(Data records)
───

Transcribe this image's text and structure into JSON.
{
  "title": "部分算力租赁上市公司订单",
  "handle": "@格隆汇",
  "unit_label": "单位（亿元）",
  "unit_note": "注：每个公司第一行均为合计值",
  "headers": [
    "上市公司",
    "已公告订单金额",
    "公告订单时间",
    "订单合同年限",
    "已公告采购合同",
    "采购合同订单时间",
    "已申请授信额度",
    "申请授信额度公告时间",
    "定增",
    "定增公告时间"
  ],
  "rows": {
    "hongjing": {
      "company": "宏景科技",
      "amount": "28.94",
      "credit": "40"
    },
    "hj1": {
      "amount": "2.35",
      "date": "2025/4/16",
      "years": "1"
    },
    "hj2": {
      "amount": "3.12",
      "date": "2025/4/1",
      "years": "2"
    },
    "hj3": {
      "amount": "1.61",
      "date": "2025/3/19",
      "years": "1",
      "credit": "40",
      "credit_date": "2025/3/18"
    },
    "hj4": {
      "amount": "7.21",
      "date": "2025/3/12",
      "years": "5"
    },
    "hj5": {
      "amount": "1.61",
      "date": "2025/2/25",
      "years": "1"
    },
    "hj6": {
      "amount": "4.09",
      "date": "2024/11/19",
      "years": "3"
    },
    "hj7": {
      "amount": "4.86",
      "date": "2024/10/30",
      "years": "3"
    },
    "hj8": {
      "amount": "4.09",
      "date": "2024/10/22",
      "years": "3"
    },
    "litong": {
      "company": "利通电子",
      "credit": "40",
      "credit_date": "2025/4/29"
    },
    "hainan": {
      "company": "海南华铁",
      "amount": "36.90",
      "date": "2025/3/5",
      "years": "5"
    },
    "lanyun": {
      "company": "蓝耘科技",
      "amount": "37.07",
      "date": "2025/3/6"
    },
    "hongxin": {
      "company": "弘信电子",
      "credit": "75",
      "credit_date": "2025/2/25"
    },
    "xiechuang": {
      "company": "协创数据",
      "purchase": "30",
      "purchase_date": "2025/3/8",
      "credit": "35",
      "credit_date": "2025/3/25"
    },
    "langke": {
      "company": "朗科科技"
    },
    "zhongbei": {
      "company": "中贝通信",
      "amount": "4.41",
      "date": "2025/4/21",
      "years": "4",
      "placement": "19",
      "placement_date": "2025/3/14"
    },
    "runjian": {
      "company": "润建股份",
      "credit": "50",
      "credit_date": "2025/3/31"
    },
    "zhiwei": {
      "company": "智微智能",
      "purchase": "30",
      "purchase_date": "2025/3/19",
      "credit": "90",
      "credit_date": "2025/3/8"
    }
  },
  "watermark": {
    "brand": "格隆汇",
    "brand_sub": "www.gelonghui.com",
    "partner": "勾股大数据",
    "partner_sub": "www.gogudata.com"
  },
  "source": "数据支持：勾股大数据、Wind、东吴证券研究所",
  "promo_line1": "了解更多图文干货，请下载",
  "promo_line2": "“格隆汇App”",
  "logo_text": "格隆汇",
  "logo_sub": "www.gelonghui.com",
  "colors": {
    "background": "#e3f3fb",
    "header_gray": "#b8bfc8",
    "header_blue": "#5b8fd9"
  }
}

───

Gather from the records above every line containing the string "amount".

      "amount": "28.94",
      "amount": "2.35",
      "amount": "3.12",
      "amount": "1.61",
      "amount": "7.21",
      "amount": "1.61",
      "amount": "4.09",
      "amount": "4.86",
      "amount": "4.09",
      "amount": "36.90",
      "amount": "37.07",
      "amount": "4.41",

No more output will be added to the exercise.